• [DIRECTIONS FOR THIS TASK]
Review the material and extract every line in which the word "night" occurs.

• [DATA SUPPLIED]
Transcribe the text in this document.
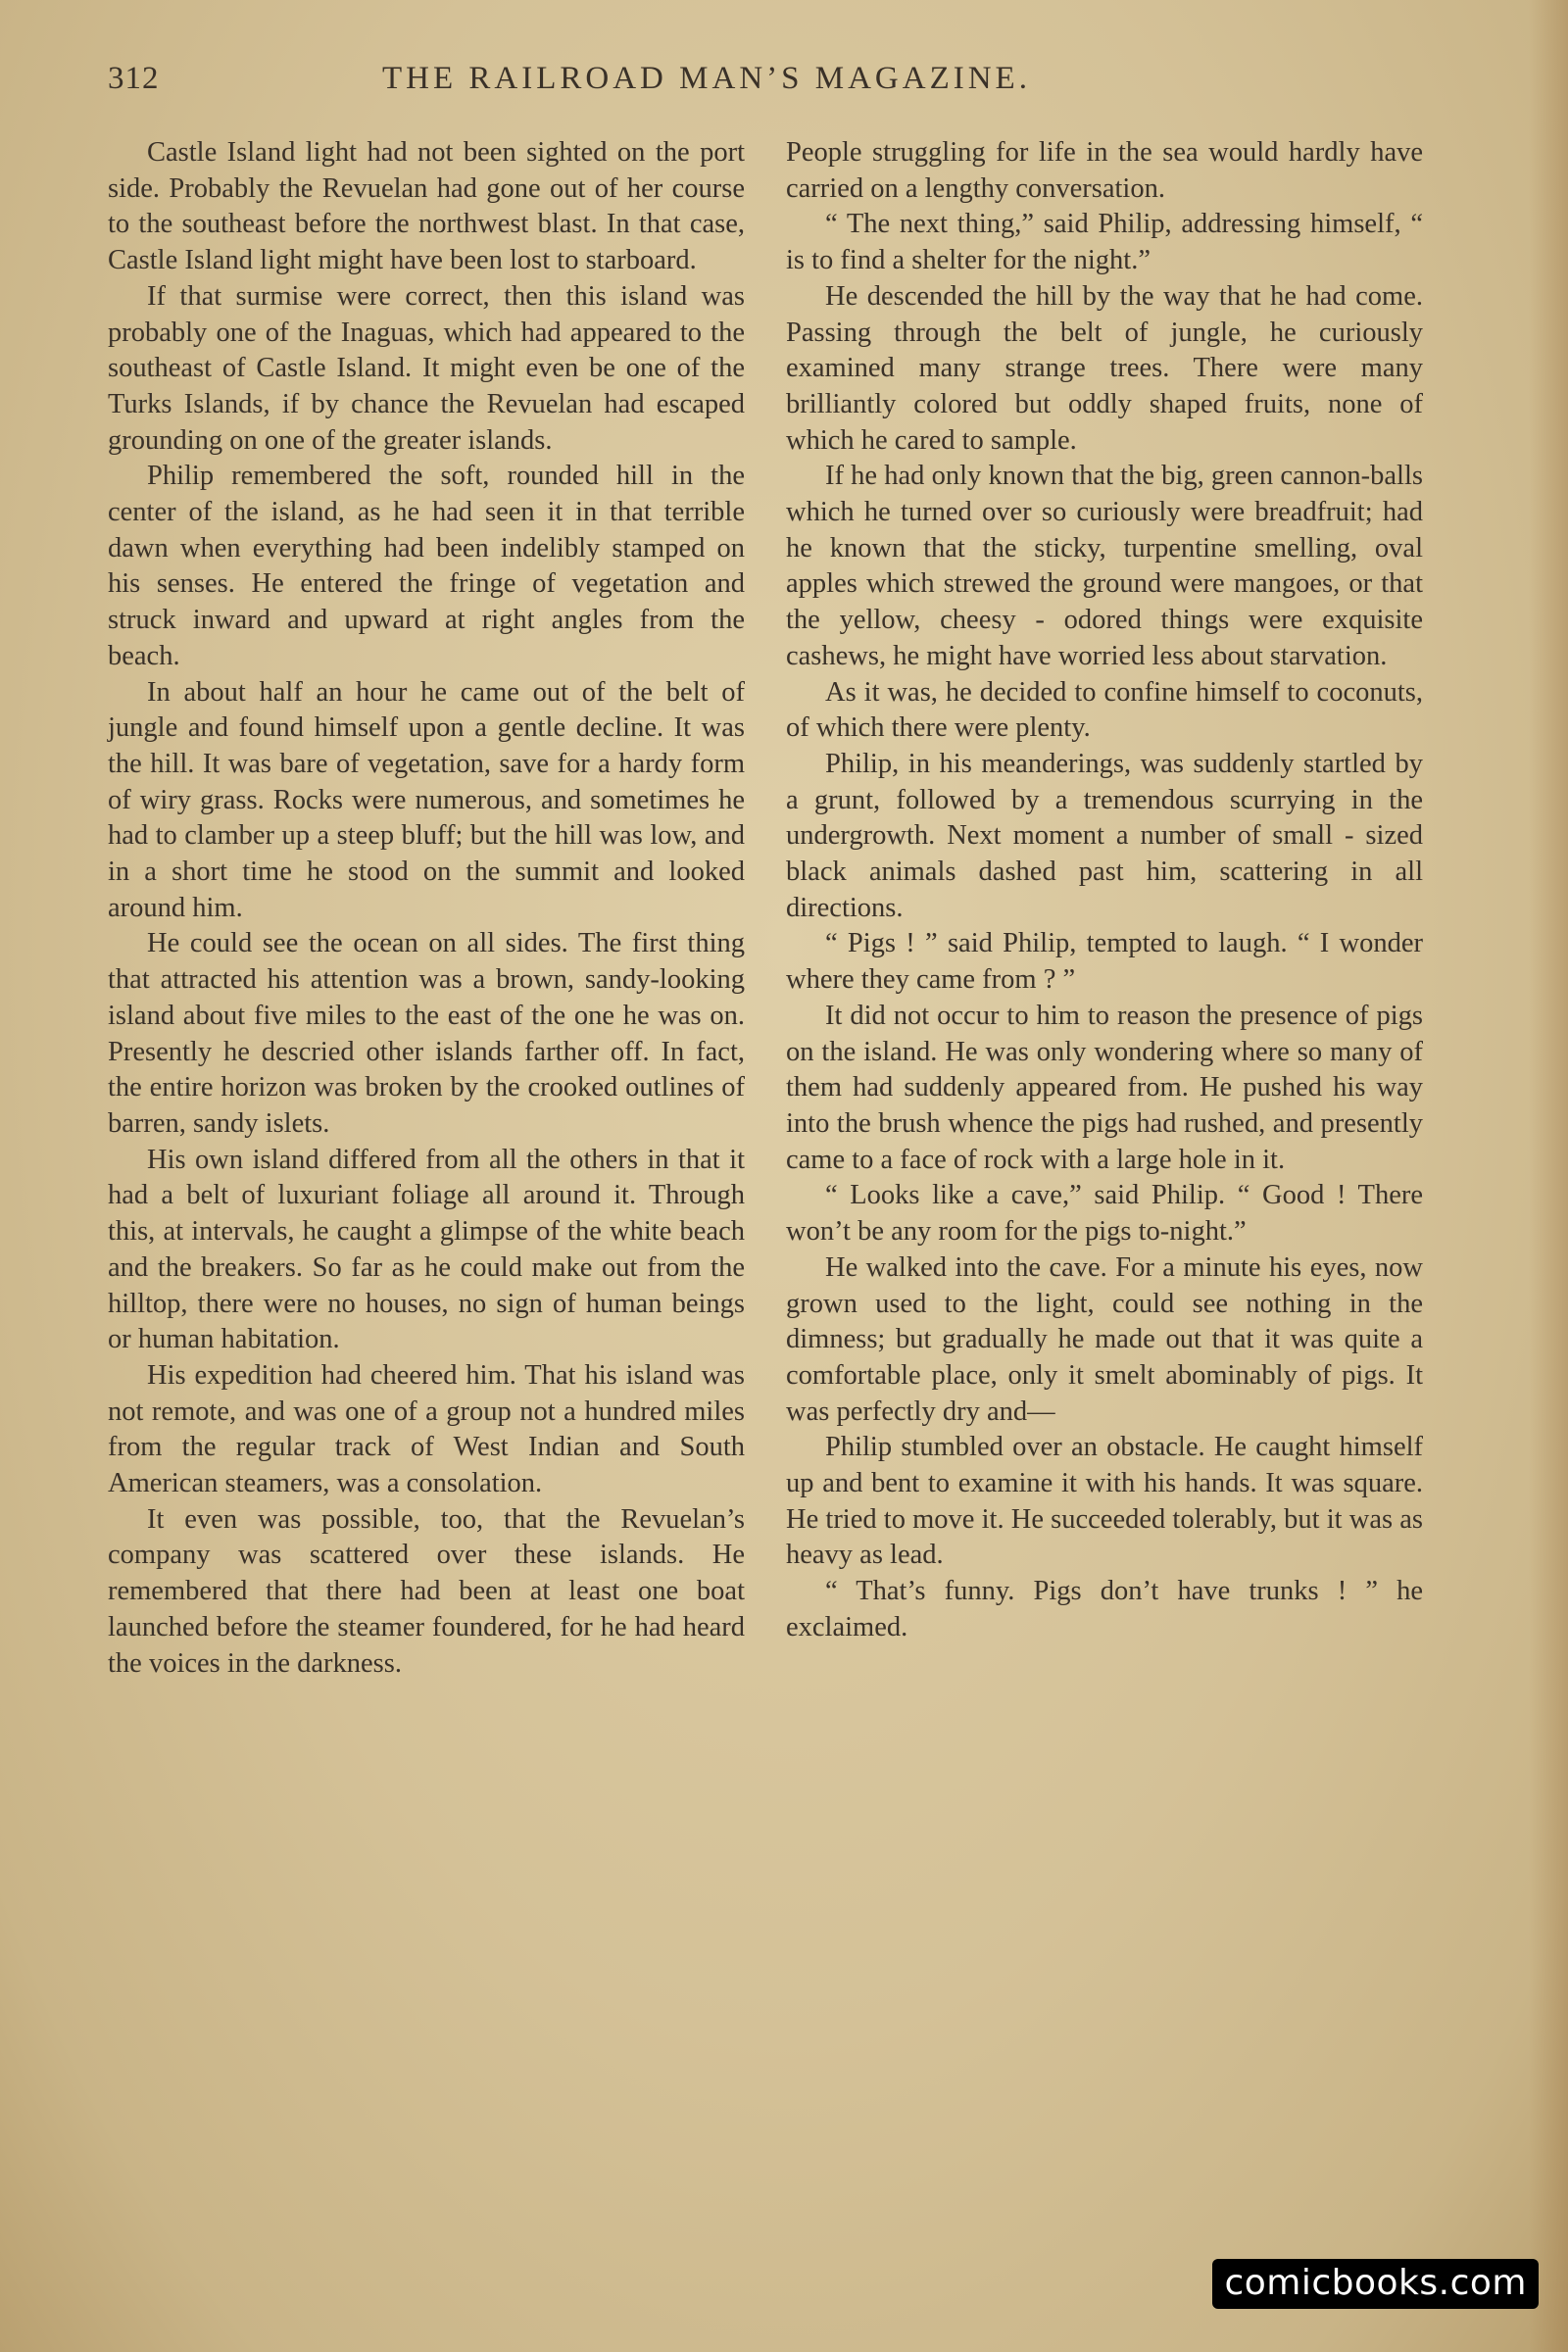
312	THE RAILROAD MAN’S MAGAZINE.

Castle Island light had not been sighted on the port side. Probably the Revuelan had gone out of her course to the southeast before the northwest blast. In that case, Castle Island light might have been lost to starboard.

If that surmise were correct, then this island was probably one of the Inaguas, which had appeared to the southeast of Castle Island. It might even be one of the Turks Islands, if by chance the Revuelan had escaped grounding on one of the greater islands.

Philip remembered the soft, rounded hill in the center of the island, as he had seen it in that terrible dawn when everything had been indelibly stamped on his senses. He entered the fringe of vegetation and struck inward and upward at right angles from the beach.

In about half an hour he came out of the belt of jungle and found himself upon a gentle decline. It was the hill. It was bare of vegetation, save for a hardy form of wiry grass. Rocks were numerous, and sometimes he had to clamber up a steep bluff; but the hill was low, and in a short time he stood on the summit and looked around him.

He could see the ocean on all sides. The first thing that attracted his attention was a brown, sandy-looking island about five miles to the east of the one he was on. Presently he descried other islands farther off. In fact, the entire horizon was broken by the crooked outlines of barren, sandy islets.

His own island differed from all the others in that it had a belt of luxuriant foliage all around it. Through this, at intervals, he caught a glimpse of the white beach and the breakers. So far as he could make out from the hilltop, there were no houses, no sign of human beings or human habitation.

His expedition had cheered him. That his island was not remote, and was one of a group not a hundred miles from the regular track of West Indian and South American steamers, was a consolation.

It even was possible, too, that the Revuelan’s company was scattered over these islands. He remembered that there had been at least one boat launched before the steamer foundered, for he had heard the voices in the darkness.

People struggling for life in the sea would hardly have carried on a lengthy conversation.

“ The next thing,” said Philip, addressing himself, “ is to find a shelter for the night.”

He descended the hill by the way that he had come. Passing through the belt of jungle, he curiously examined many strange trees. There were many brilliantly colored but oddly shaped fruits, none of which he cared to sample.

If he had only known that the big, green cannon-balls which he turned over so curiously were breadfruit; had he known that the sticky, turpentine smelling, oval apples which strewed the ground were mangoes, or that the yellow, cheesy - odored things were exquisite cashews, he might have worried less about starvation.

As it was, he decided to confine himself to coconuts, of which there were plenty.

Philip, in his meanderings, was suddenly startled by a grunt, followed by a tremendous scurrying in the undergrowth. Next moment a number of small - sized black animals dashed past him, scattering in all directions.

“ Pigs ! ” said Philip, tempted to laugh. “ I wonder where they came from ? ”

It did not occur to him to reason the presence of pigs on the island. He was only wondering where so many of them had suddenly appeared from. He pushed his way into the brush whence the pigs had rushed, and presently came to a face of rock with a large hole in it.

“ Looks like a cave,” said Philip. “ Good ! There won’t be any room for the pigs to-night.”

He walked into the cave. For a minute his eyes, now grown used to the light, could see nothing in the dimness; but gradually he made out that it was quite a comfortable place, only it smelt abominably of pigs. It was perfectly dry and—

Philip stumbled over an obstacle. He caught himself up and bent to examine it with his hands. It was square. He tried to move it. He succeeded tolerably, but it was as heavy as lead.

“ That’s funny. Pigs don’t have trunks ! ” he exclaimed.

comicbooks.com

• [THE ANSWER]
“ The next thing,” said Philip, addressing himself, “ is to find a shelter for the night.”
“ Looks like a cave,” said Philip. “ Good ! There won’t be any room for the pigs to-night.”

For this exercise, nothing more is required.